## Job
Determine the count of lines holding the string "EHIS". Return only the number.

## Material to process
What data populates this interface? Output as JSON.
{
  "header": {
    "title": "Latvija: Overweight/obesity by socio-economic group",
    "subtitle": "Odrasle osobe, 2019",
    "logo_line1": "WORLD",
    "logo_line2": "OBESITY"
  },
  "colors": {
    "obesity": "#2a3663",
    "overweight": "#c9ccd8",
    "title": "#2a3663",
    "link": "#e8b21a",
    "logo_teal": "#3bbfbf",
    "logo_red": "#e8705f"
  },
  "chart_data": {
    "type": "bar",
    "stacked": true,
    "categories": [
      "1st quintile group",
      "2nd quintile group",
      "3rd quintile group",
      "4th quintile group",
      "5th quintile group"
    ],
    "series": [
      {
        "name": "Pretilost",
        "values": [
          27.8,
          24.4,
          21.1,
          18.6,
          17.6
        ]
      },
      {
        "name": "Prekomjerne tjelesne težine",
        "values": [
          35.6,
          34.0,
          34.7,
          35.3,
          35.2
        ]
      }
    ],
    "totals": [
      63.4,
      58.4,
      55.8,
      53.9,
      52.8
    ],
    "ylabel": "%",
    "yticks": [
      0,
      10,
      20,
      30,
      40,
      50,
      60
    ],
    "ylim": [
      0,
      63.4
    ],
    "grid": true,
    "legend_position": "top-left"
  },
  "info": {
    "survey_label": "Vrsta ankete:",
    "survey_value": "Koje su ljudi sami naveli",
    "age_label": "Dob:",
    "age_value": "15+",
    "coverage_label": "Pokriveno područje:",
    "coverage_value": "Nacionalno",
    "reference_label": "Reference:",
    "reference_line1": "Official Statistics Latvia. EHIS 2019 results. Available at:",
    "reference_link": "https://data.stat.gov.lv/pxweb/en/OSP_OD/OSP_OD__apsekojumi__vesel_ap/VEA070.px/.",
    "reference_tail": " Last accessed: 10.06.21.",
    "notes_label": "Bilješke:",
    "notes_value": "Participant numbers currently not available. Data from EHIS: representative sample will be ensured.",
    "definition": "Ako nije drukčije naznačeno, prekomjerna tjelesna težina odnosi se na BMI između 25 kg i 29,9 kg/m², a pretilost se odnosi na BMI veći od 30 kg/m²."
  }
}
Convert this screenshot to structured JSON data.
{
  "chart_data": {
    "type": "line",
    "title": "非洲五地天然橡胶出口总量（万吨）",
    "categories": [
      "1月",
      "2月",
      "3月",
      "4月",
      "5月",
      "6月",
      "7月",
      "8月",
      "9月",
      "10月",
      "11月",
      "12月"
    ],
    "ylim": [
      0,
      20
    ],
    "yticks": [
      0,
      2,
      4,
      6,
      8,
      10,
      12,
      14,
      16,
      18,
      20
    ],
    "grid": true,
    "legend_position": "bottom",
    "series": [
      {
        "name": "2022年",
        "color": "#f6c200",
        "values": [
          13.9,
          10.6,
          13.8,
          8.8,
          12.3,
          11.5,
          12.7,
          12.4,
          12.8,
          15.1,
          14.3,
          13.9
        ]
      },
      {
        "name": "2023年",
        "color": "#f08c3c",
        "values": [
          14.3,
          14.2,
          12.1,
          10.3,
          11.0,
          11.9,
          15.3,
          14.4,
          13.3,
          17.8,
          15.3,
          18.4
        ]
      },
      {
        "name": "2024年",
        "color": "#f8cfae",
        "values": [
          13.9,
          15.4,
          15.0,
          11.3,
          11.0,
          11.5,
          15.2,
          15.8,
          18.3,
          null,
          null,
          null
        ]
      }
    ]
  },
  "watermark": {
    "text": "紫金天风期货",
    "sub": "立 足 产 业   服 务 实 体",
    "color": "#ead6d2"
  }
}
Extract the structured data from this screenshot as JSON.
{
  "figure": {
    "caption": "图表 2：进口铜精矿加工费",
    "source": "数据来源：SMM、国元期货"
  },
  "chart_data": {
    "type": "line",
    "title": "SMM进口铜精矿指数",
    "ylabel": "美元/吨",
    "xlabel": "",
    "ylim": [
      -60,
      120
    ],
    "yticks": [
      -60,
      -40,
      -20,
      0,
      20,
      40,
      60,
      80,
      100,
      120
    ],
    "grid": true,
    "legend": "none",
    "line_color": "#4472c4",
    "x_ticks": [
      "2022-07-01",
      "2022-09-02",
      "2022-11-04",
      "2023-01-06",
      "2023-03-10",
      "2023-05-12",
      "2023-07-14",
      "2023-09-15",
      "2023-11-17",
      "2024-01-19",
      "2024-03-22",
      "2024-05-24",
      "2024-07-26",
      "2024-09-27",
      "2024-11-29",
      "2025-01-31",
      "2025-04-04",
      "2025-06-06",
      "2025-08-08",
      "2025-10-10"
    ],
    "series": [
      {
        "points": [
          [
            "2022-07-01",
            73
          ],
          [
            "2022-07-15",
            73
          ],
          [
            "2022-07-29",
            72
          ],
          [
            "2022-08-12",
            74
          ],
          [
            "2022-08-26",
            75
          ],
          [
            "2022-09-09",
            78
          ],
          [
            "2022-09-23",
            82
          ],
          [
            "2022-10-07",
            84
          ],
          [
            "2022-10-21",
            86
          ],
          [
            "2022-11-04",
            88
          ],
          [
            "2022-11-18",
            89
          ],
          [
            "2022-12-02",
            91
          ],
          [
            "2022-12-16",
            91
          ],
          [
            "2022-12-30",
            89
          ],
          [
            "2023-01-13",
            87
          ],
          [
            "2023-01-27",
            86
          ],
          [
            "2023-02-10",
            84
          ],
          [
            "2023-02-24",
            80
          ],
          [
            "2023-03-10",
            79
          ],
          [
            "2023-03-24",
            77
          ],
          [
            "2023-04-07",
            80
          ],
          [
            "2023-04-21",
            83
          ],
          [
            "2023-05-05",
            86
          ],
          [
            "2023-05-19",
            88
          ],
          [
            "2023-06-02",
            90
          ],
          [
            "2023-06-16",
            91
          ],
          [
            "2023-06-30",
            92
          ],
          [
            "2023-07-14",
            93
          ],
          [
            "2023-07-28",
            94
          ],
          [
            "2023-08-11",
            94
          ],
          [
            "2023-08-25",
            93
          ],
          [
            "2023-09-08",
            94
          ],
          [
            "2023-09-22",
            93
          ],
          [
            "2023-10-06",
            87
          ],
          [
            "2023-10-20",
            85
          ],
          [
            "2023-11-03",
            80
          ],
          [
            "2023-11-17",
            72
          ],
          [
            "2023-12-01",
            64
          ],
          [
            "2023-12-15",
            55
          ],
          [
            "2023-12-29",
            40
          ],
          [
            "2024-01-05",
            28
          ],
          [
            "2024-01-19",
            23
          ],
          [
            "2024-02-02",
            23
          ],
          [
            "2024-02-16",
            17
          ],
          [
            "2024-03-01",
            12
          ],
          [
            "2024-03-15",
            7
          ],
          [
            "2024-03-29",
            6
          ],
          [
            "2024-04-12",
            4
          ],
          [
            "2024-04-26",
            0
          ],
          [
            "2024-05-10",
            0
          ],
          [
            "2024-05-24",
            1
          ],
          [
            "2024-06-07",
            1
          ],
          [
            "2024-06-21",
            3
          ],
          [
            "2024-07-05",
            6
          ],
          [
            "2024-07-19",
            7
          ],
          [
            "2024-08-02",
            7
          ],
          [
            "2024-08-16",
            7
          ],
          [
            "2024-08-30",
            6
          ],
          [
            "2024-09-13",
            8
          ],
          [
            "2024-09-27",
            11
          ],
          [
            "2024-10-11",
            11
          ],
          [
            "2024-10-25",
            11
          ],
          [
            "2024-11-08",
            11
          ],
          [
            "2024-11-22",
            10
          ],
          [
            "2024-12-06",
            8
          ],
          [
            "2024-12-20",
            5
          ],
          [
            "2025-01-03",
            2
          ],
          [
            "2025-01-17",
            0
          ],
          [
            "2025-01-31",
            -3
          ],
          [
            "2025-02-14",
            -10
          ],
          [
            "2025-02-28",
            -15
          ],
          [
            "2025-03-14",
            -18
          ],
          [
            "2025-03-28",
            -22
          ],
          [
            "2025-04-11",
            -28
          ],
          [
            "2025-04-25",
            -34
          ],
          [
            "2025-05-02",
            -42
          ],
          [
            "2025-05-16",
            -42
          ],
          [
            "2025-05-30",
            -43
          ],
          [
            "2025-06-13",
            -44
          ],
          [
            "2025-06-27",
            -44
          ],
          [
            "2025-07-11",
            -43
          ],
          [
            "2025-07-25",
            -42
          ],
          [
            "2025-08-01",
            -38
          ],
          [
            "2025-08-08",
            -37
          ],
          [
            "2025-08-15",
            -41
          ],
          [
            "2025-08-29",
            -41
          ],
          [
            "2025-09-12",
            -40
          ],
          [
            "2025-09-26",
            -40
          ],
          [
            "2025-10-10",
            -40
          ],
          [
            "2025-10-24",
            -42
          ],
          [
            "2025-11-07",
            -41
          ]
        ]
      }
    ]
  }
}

## Answer to this problem
2